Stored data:
● ● ● ● ●

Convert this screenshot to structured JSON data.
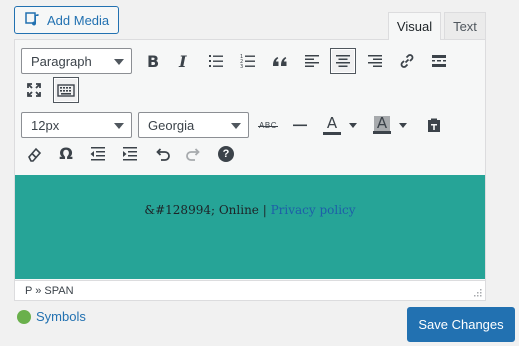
{
  "media": {
    "add_media_label": "Add Media"
  },
  "tabs": [
    {
      "label": "Visual",
      "active": true
    },
    {
      "label": "Text",
      "active": false
    }
  ],
  "toolbar": {
    "format_select": "Paragraph",
    "font_size_select": "12px",
    "font_family_select": "Georgia",
    "strikethrough_glyph": "ABC",
    "text_color_glyph": "A",
    "background_color_glyph": "A",
    "special_char_glyph": "Ω",
    "help_glyph": "?"
  },
  "content": {
    "text": "&#128994; Online | ",
    "link_text": "Privacy policy",
    "background_color": "#26a497"
  },
  "status": {
    "path": "P » SPAN"
  },
  "symbols": {
    "label": "Symbols",
    "dot_color": "#6ab04c"
  },
  "actions": {
    "save_label": "Save Changes",
    "accent": "#2271b1"
  }
}
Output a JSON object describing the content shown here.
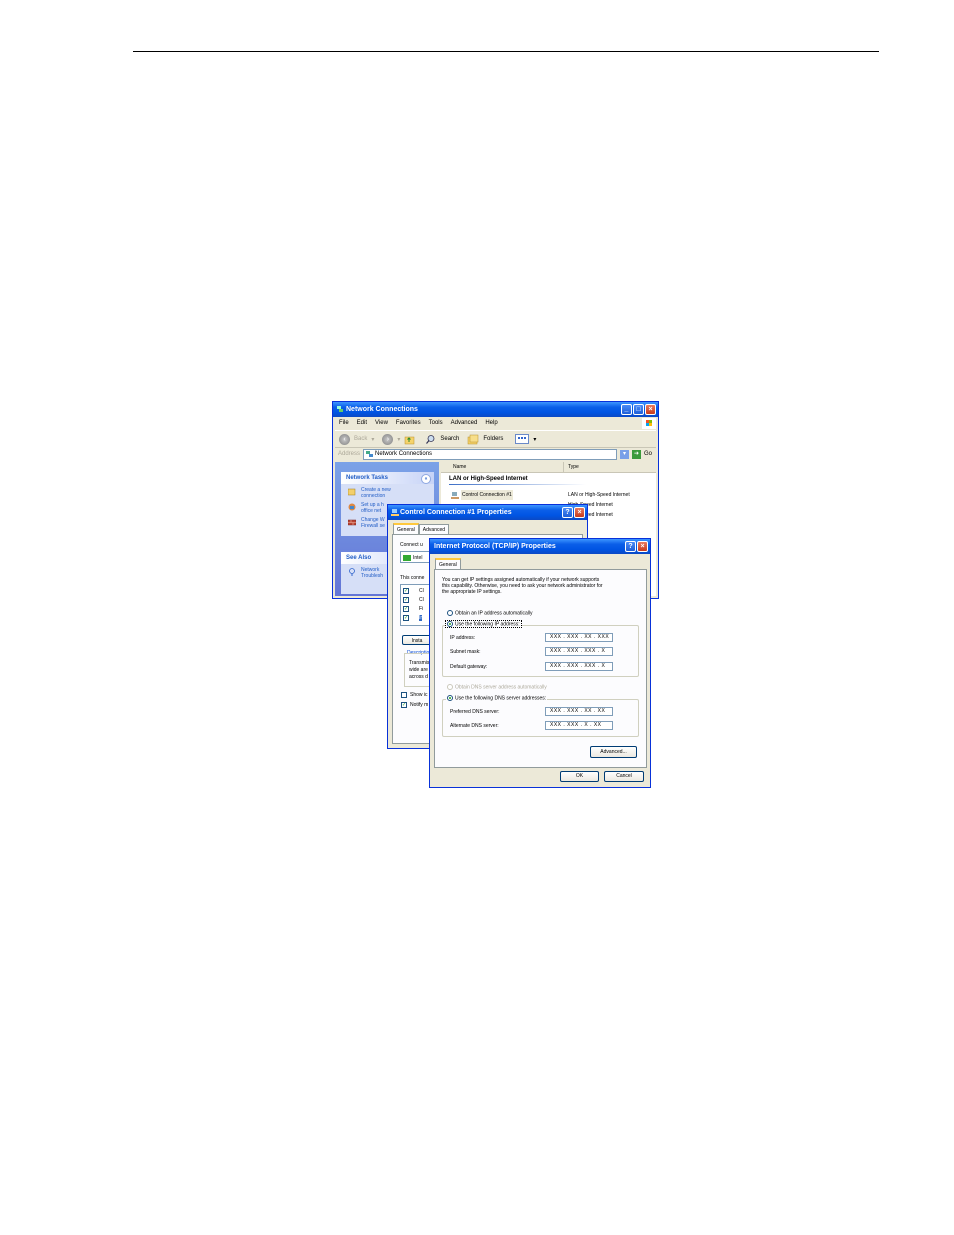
{
  "network_window": {
    "title": "Network Connections",
    "menu": [
      "File",
      "Edit",
      "View",
      "Favorites",
      "Tools",
      "Advanced",
      "Help"
    ],
    "toolbar": {
      "back": "Back",
      "search": "Search",
      "folders": "Folders"
    },
    "address": {
      "label": "Address",
      "value": "Network Connections",
      "go": "Go"
    },
    "network_tasks": {
      "header": "Network Tasks",
      "items": [
        "Create a new",
        "connection",
        "Set up a h",
        "office net",
        "Change W",
        "Firewall se"
      ]
    },
    "see_also": {
      "header": "See Also",
      "items": [
        "Network",
        "Troublesh"
      ]
    },
    "list": {
      "col_name": "Name",
      "col_type": "Type",
      "group": "LAN or High-Speed Internet",
      "rows": [
        {
          "name": "Control Connection #1",
          "type": "LAN or High-Speed Internet"
        },
        {
          "name": "",
          "type": "High-Speed Internet"
        },
        {
          "name": "",
          "type": "High-Speed Internet"
        }
      ]
    }
  },
  "connection_dialog": {
    "title": "Control Connection #1 Properties",
    "tabs": [
      "General",
      "Advanced"
    ],
    "connect_using": "Connect u",
    "adapter": "Intel",
    "this_connection": "This conne",
    "items": [
      "Cl",
      "Cl",
      "Fi",
      "Ir"
    ],
    "install": "Insta",
    "description": "Descriptio",
    "desc_lines": [
      "Transmis",
      "wide are",
      "across d"
    ],
    "show_icon": "Show ic",
    "notify": "Notify m"
  },
  "tcpip_dialog": {
    "title": "Internet Protocol (TCP/IP) Properties",
    "tab": "General",
    "intro": [
      "You can get IP settings assigned automatically if your network supports",
      "this capability. Otherwise, you need to ask your network administrator for",
      "the appropriate IP settings."
    ],
    "obtain_ip": "Obtain an IP address automatically",
    "use_ip": "Use the following IP address:",
    "ip_label": "IP address:",
    "ip_value": "XXX . XXX . XX . XXX",
    "subnet_label": "Subnet mask:",
    "subnet_value": "XXX . XXX . XXX . X",
    "gateway_label": "Default gateway:",
    "gateway_value": "XXX . XXX . XXX . X",
    "obtain_dns": "Obtain DNS server address automatically",
    "use_dns": "Use the following DNS server addresses:",
    "pref_dns_label": "Preferred DNS server:",
    "pref_dns_value": "XXX . XXX . XX . XX",
    "alt_dns_label": "Alternate DNS server:",
    "alt_dns_value": "XXX . XXX . X . XX",
    "advanced": "Advanced...",
    "ok": "OK",
    "cancel": "Cancel"
  }
}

● ● ● ● ●

** TASK STATEMENT **
Collect the lines of the records that include the string "content".

** THE OUTPUT **
  "content": {
Output a JSON object describing the content shown here.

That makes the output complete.